§ Problem statement: Copy out all lines in the data below containing the string "nspendings".

START Input material

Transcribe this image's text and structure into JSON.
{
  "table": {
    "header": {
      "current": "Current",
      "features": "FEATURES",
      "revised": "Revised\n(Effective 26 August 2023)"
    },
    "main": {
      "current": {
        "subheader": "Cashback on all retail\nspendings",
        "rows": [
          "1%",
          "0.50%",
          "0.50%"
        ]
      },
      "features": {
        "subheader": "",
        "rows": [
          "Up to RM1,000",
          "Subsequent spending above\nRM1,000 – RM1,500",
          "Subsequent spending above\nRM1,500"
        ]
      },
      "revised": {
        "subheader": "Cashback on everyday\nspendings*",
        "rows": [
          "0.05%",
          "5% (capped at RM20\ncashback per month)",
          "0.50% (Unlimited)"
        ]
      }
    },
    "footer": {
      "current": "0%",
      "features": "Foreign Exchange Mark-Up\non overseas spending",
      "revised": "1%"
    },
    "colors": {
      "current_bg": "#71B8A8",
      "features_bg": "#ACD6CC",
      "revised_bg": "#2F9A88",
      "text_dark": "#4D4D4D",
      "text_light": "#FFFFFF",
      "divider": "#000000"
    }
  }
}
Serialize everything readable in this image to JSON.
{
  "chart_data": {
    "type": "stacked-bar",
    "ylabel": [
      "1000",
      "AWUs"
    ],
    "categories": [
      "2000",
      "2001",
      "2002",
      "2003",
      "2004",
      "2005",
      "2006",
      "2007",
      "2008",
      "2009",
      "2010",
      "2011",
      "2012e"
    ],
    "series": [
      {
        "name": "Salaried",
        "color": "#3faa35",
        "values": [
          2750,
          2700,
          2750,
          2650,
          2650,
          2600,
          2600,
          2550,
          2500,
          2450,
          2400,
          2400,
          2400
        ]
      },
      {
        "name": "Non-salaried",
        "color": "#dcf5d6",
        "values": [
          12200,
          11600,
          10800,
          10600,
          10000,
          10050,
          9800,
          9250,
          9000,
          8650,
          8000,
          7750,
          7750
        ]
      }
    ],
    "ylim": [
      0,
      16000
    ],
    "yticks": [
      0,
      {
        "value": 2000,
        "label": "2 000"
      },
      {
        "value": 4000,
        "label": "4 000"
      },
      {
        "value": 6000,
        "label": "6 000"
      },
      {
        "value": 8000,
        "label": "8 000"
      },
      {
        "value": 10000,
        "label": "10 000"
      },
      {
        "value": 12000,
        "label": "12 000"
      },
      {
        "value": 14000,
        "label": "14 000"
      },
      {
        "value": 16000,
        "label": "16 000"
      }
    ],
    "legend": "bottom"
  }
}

END Input material

§ The answer:
        "subheader": "Cashback on all retail\nspendings",
        "subheader": "Cashback on everyday\nspendings*",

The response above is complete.